Job: Copy the data exactly; pictures stay out of the copy.

Input rows:
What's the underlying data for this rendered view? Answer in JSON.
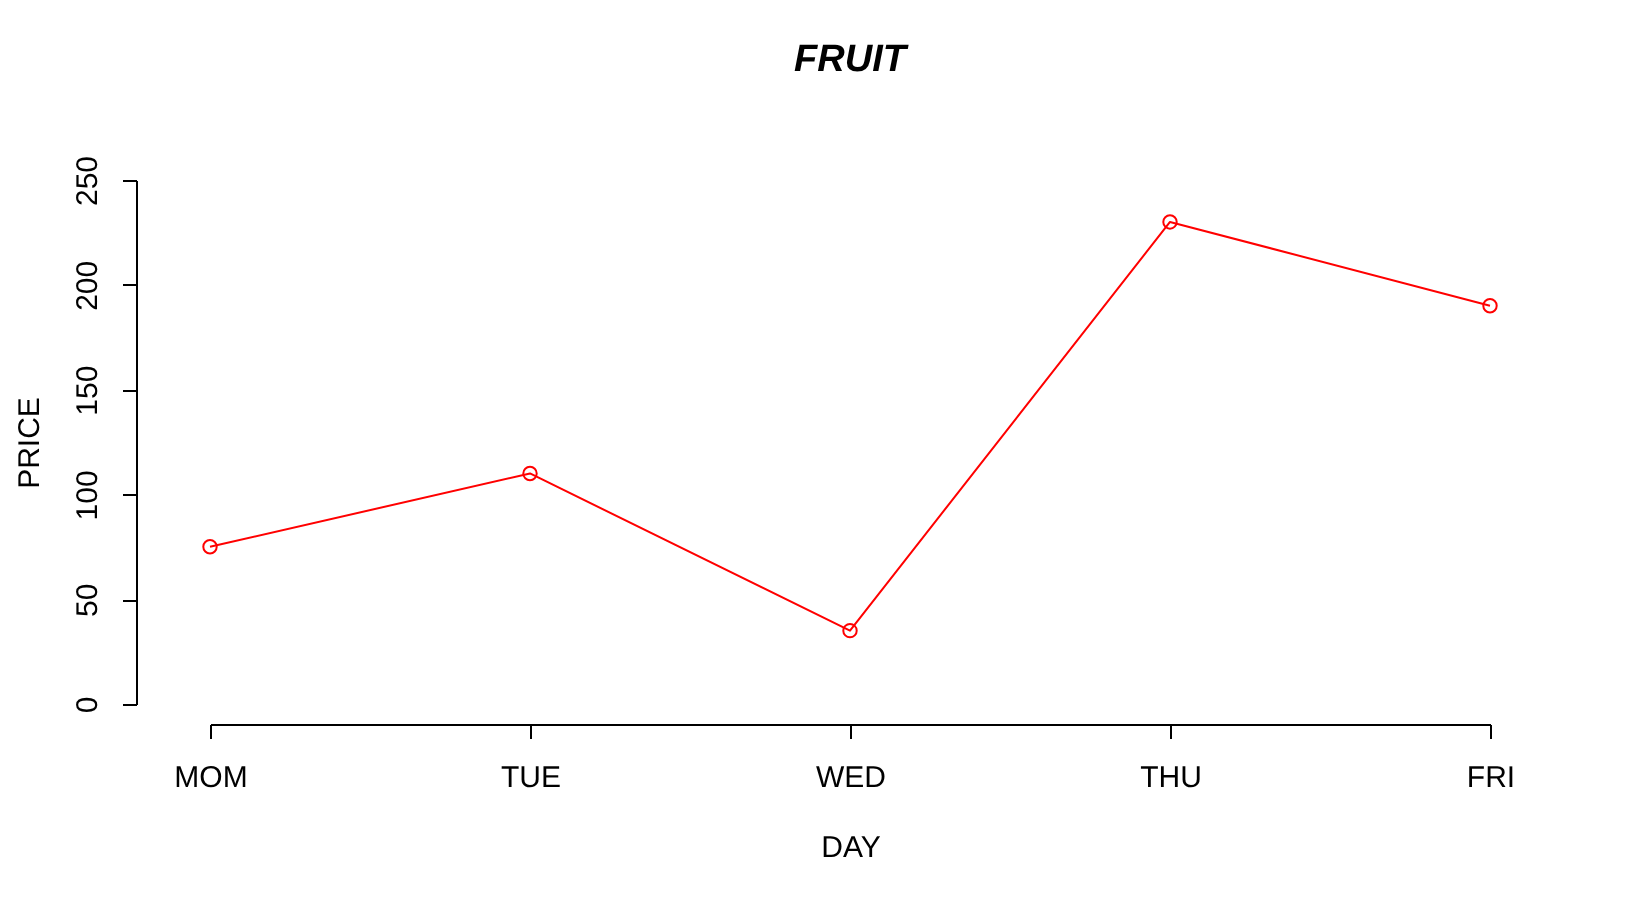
{
  "chart_data": {
    "type": "line",
    "title": "FRUIT",
    "xlabel": "DAY",
    "ylabel": "PRICE",
    "categories": [
      "MOM",
      "TUE",
      "WED",
      "THU",
      "FRI"
    ],
    "series": [
      {
        "color": "#ff0000",
        "values": [
          75,
          110,
          35,
          230,
          190
        ]
      }
    ],
    "ylim": [
      0,
      250
    ],
    "yticks": [
      0,
      50,
      100,
      150,
      200,
      250
    ],
    "grid": false,
    "marker": "circle"
  }
}
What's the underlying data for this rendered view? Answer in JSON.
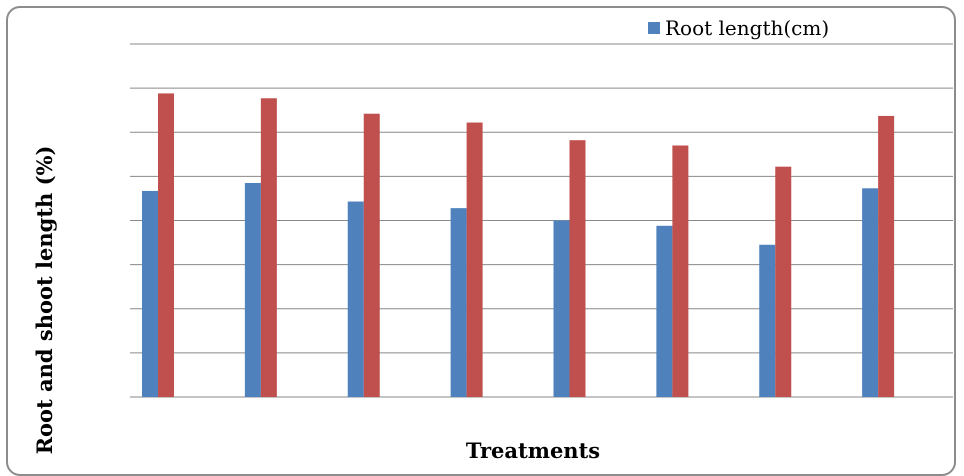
{
  "chart_data": {
    "type": "bar",
    "title": "",
    "xlabel": "Treatments",
    "ylabel": "Root and shoot length (%)",
    "categories": [
      "",
      "",
      "",
      "",
      "",
      "",
      "",
      ""
    ],
    "ylim": [
      0,
      8
    ],
    "grid": true,
    "legend": {
      "placement": "top-right",
      "entries": [
        "Root length(cm)"
      ]
    },
    "series": [
      {
        "name": "Root length(cm)",
        "color": "#4F81BD",
        "values": [
          4.67,
          4.85,
          4.43,
          4.28,
          4.0,
          3.88,
          3.45,
          4.73
        ]
      },
      {
        "name": "",
        "color": "#C0504D",
        "values": [
          6.88,
          6.77,
          6.42,
          6.22,
          5.82,
          5.7,
          5.22,
          6.37
        ]
      }
    ]
  }
}
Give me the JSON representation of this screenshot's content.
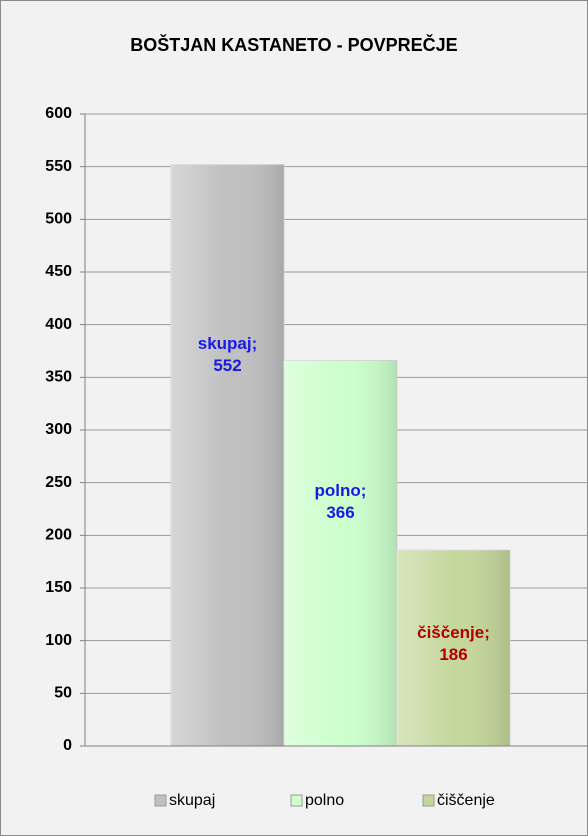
{
  "chart_data": {
    "type": "bar",
    "title": "BOŠTJAN KASTANETO - POVPREČJE",
    "categories": [
      null
    ],
    "series": [
      {
        "name": "skupaj",
        "color": "#c0c0c0",
        "label_color": "#1a1ae6",
        "values": [
          552
        ],
        "value_labels": [
          "skupaj; 552"
        ]
      },
      {
        "name": "polno",
        "color": "#ccffcc",
        "label_color": "#1a1ae6",
        "values": [
          366
        ],
        "value_labels": [
          "polno; 366"
        ]
      },
      {
        "name": "čiščenje",
        "color": "#c4d79b",
        "label_color": "#b00000",
        "values": [
          186
        ],
        "value_labels": [
          "čiščenje; 186"
        ]
      }
    ],
    "ylim": [
      0,
      600
    ],
    "yticks": [
      0,
      50,
      100,
      150,
      200,
      250,
      300,
      350,
      400,
      450,
      500,
      550,
      600
    ],
    "grid": true,
    "legend": "bottom"
  }
}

The output:
What's the underlying data for this rendered view? Answer in JSON.
{
  "chart_data": {
    "type": "line",
    "title": "FRUIT",
    "xlabel": "DAY",
    "ylabel": "PRICE",
    "categories": [
      "MOM",
      "TUE",
      "WED",
      "THU",
      "FRI"
    ],
    "series": [
      {
        "color": "#ff0000",
        "values": [
          75,
          110,
          35,
          230,
          190
        ]
      }
    ],
    "ylim": [
      0,
      250
    ],
    "yticks": [
      0,
      50,
      100,
      150,
      200,
      250
    ],
    "grid": false,
    "marker": "circle"
  }
}
What's the underlying data for this rendered view? Answer in JSON.
{
  "chart_data": {
    "type": "bar",
    "title": "",
    "xlabel": "Treatments",
    "ylabel": "Root and shoot length (%)",
    "categories": [
      "",
      "",
      "",
      "",
      "",
      "",
      "",
      ""
    ],
    "ylim": [
      0,
      8
    ],
    "grid": true,
    "legend": {
      "placement": "top-right",
      "entries": [
        "Root length(cm)"
      ]
    },
    "series": [
      {
        "name": "Root length(cm)",
        "color": "#4F81BD",
        "values": [
          4.67,
          4.85,
          4.43,
          4.28,
          4.0,
          3.88,
          3.45,
          4.73
        ]
      },
      {
        "name": "",
        "color": "#C0504D",
        "values": [
          6.88,
          6.77,
          6.42,
          6.22,
          5.82,
          5.7,
          5.22,
          6.37
        ]
      }
    ]
  }
}
Give me the JSON representation of this screenshot's content.
{
  "chart_data": {
    "type": "bar",
    "title": "BOŠTJAN KASTANETO - POVPREČJE",
    "categories": [
      null
    ],
    "series": [
      {
        "name": "skupaj",
        "color": "#c0c0c0",
        "label_color": "#1a1ae6",
        "values": [
          552
        ],
        "value_labels": [
          "skupaj; 552"
        ]
      },
      {
        "name": "polno",
        "color": "#ccffcc",
        "label_color": "#1a1ae6",
        "values": [
          366
        ],
        "value_labels": [
          "polno; 366"
        ]
      },
      {
        "name": "čiščenje",
        "color": "#c4d79b",
        "label_color": "#b00000",
        "values": [
          186
        ],
        "value_labels": [
          "čiščenje; 186"
        ]
      }
    ],
    "ylim": [
      0,
      600
    ],
    "yticks": [
      0,
      50,
      100,
      150,
      200,
      250,
      300,
      350,
      400,
      450,
      500,
      550,
      600
    ],
    "grid": true,
    "legend": "bottom"
  }
}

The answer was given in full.